■ **WORK TO BE COMPLETED**
Transcribe the entries below exactly.

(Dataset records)
━━━━━━
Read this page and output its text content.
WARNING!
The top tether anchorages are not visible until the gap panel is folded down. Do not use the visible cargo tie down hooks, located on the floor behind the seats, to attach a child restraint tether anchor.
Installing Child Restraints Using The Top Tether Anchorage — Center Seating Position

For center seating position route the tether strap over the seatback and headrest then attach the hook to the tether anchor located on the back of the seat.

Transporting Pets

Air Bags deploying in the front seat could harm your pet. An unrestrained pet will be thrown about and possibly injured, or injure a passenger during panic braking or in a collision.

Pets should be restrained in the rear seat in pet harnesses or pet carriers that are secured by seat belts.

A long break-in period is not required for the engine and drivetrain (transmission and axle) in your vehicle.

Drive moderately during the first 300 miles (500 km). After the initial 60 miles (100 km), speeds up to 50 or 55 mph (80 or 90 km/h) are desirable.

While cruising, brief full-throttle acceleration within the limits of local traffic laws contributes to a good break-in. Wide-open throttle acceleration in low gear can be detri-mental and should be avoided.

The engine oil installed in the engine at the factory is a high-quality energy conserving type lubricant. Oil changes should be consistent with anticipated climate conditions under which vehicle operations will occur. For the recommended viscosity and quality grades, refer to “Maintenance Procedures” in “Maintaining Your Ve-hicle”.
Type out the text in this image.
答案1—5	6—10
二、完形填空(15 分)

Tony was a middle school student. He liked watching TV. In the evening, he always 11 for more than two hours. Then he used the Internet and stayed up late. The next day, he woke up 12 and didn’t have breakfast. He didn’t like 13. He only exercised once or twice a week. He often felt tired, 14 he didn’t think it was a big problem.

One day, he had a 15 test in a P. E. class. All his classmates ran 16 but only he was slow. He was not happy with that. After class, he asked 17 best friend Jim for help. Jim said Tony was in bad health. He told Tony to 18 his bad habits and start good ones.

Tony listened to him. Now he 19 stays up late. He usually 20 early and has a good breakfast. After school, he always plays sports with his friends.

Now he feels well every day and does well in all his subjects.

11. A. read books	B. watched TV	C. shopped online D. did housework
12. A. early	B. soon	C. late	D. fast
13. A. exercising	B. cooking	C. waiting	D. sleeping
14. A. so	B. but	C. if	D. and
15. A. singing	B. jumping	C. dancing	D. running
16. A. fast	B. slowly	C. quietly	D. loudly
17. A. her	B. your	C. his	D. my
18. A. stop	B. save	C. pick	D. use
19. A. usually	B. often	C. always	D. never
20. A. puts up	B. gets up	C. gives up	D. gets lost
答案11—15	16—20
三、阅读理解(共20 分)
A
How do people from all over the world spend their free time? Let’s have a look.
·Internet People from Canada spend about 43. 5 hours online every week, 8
━━━━━━
■ **EXERCISE ANSWER**
Read this page and output its text content.
WARNING!
The top tether anchorages are not visible until the gap panel is folded down. Do not use the visible cargo tie down hooks, located on the floor behind the seats, to attach a child restraint tether anchor.
Installing Child Restraints Using The Top Tether Anchorage — Center Seating Position

For center seating position route the tether strap over the seatback and headrest then attach the hook to the tether anchor located on the back of the seat.

Transporting Pets

Air Bags deploying in the front seat could harm your pet. An unrestrained pet will be thrown about and possibly injured, or injure a passenger during panic braking or in a collision.

Pets should be restrained in the rear seat in pet harnesses or pet carriers that are secured by seat belts.

A long break-in period is not required for the engine and drivetrain (transmission and axle) in your vehicle.

Drive moderately during the first 300 miles (500 km). After the initial 60 miles (100 km), speeds up to 50 or 55 mph (80 or 90 km/h) are desirable.

While cruising, brief full-throttle acceleration within the limits of local traffic laws contributes to a good break-in. Wide-open throttle acceleration in low gear can be detri-mental and should be avoided.

The engine oil installed in the engine at the factory is a high-quality energy conserving type lubricant. Oil changes should be consistent with anticipated climate conditions under which vehicle operations will occur. For the recommended viscosity and quality grades, refer to “Maintenance Procedures” in “Maintaining Your Ve-hicle”.
Type out the text in this image.
答案1—5	6—10
二、完形填空(15 分)

Tony was a middle school student. He liked watching TV. In the evening, he always 11 for more than two hours. Then he used the Internet and stayed up late. The next day, he woke up 12 and didn’t have breakfast. He didn’t like 13. He only exercised once or twice a week. He often felt tired, 14 he didn’t think it was a big problem.

One day, he had a 15 test in a P. E. class. All his classmates ran 16 but only he was slow. He was not happy with that. After class, he asked 17 best friend Jim for help. Jim said Tony was in bad health. He told Tony to 18 his bad habits and start good ones.

Tony listened to him. Now he 19 stays up late. He usually 20 early and has a good breakfast. After school, he always plays sports with his friends.

Now he feels well every day and does well in all his subjects.

11. A. read books	B. watched TV	C. shopped online D. did housework
12. A. early	B. soon	C. late	D. fast
13. A. exercising	B. cooking	C. waiting	D. sleeping
14. A. so	B. but	C. if	D. and
15. A. singing	B. jumping	C. dancing	D. running
16. A. fast	B. slowly	C. quietly	D. loudly
17. A. her	B. your	C. his	D. my
18. A. stop	B. save	C. pick	D. use
19. A. usually	B. often	C. always	D. never
20. A. puts up	B. gets up	C. gives up	D. gets lost
答案11—15	16—20
三、阅读理解(共20 分)
A
How do people from all over the world spend their free time? Let’s have a look.
·Internet People from Canada spend about 43. 5 hours online every week, 8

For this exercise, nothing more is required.